Aim of the task: Rewrite the data between the lines holding "Give me the" and "152, 682, 189]", inclusive, with "interactable" replaced by "clickable" and everything else unchanged. Leave the picture out of your answer.

Dataset records:
— begin —

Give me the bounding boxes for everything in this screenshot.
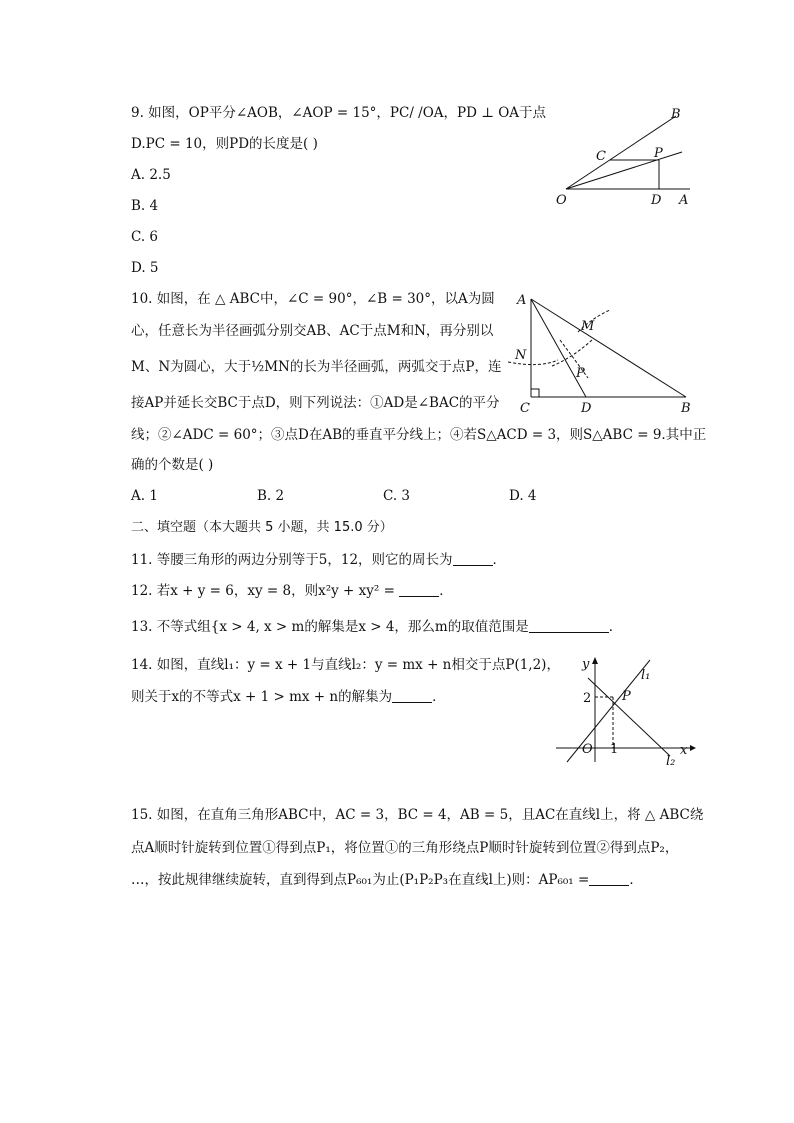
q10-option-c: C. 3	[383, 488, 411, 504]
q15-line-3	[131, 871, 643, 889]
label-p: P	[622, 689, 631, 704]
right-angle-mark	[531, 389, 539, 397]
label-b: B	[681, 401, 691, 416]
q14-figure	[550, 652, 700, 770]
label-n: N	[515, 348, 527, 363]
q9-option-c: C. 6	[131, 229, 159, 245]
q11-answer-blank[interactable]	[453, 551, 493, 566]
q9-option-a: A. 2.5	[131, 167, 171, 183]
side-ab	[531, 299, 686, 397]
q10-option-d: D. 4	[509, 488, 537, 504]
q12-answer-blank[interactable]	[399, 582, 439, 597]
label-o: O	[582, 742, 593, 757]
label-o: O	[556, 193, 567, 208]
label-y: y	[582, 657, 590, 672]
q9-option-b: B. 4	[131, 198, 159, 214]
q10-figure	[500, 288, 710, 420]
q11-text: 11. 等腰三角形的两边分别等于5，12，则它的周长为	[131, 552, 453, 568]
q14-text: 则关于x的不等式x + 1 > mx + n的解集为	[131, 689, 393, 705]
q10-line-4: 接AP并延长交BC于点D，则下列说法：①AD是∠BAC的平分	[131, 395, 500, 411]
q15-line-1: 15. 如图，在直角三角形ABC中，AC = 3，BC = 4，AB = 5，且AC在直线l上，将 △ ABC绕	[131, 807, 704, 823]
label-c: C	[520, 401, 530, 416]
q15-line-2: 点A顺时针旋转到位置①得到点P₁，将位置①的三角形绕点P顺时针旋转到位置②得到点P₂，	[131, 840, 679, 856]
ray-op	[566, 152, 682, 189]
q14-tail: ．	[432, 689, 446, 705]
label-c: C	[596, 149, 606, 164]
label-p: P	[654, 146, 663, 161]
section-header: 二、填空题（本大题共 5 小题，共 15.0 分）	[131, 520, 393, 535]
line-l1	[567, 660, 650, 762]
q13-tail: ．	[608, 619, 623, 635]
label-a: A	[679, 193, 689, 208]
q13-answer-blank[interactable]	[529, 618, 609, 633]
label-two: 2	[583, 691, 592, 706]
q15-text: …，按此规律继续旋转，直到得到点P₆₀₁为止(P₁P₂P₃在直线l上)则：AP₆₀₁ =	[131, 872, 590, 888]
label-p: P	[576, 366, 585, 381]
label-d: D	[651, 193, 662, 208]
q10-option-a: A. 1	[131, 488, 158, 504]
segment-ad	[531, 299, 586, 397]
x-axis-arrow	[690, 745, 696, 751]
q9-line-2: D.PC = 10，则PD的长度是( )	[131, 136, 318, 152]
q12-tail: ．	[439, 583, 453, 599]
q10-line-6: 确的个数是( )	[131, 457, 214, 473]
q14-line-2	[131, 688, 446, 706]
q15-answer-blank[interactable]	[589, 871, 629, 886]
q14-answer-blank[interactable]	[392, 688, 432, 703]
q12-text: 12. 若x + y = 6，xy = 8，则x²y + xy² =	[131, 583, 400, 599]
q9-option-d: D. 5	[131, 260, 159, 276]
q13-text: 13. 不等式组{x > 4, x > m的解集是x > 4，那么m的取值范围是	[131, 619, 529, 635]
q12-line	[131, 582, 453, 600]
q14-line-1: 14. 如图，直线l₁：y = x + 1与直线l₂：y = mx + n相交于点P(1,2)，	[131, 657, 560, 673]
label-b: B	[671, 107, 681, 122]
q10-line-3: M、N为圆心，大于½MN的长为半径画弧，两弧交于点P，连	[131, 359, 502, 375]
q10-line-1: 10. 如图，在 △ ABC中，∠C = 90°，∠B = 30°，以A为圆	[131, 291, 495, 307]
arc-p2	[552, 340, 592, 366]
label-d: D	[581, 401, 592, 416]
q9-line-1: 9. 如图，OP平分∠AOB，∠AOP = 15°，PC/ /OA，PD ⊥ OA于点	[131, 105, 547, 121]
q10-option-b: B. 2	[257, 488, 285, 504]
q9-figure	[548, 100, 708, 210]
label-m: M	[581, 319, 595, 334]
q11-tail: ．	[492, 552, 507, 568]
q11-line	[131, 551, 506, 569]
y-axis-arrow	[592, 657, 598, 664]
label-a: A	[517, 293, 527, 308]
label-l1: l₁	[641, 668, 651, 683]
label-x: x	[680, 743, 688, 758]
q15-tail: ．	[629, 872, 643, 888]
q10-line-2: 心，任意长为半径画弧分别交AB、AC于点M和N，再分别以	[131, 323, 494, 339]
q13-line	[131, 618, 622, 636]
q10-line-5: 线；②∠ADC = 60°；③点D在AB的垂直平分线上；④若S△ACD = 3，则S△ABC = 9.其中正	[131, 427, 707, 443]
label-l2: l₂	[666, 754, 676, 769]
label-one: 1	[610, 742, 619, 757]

— end —
— begin —

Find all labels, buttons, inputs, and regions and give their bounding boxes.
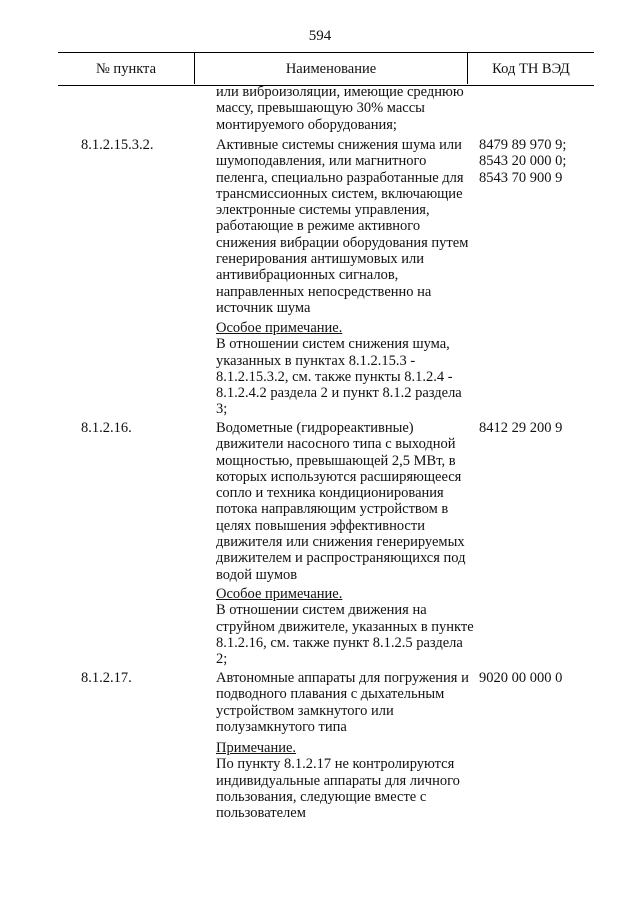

— end —

Exercise output:
Give me the bounding boxes for everything in this screenshot.
q10-option-c: C. 3	[383, 488, 411, 504]
q15-line-3	[131, 871, 643, 889]
label-p: P	[622, 689, 631, 704]
right-angle-mark	[531, 389, 539, 397]
label-b: B	[681, 401, 691, 416]
q14-figure	[550, 652, 700, 770]
label-n: N	[515, 348, 527, 363]
q9-option-c: C. 6	[131, 229, 159, 245]
q11-answer-blank[clickable]	[453, 551, 493, 566]
q9-option-a: A. 2.5	[131, 167, 171, 183]
side-ab	[531, 299, 686, 397]
q10-option-d: D. 4	[509, 488, 537, 504]
q12-answer-blank[clickable]	[399, 582, 439, 597]
label-o: O	[582, 742, 593, 757]
label-o: O	[556, 193, 567, 208]
label-y: y	[582, 657, 590, 672]
q9-option-b: B. 4	[131, 198, 159, 214]
q10-figure	[500, 288, 710, 420]
q11-text: 11. 等腰三角形的两边分别等于5，12，则它的周长为	[131, 552, 453, 568]
q14-text: 则关于x的不等式x + 1 > mx + n的解集为	[131, 689, 393, 705]
q10-line-4: 接AP并延长交BC于点D，则下列说法：①AD是∠BAC的平分	[131, 395, 500, 411]
q15-line-1: 15. 如图，在直角三角形ABC中，AC = 3，BC = 4，AB = 5，且AC在直线l上，将 △ ABC绕	[131, 807, 704, 823]
label-c: C	[520, 401, 530, 416]
q15-line-2: 点A顺时针旋转到位置①得到点P₁，将位置①的三角形绕点P顺时针旋转到位置②得到点P₂，	[131, 840, 679, 856]
ray-op	[566, 152, 682, 189]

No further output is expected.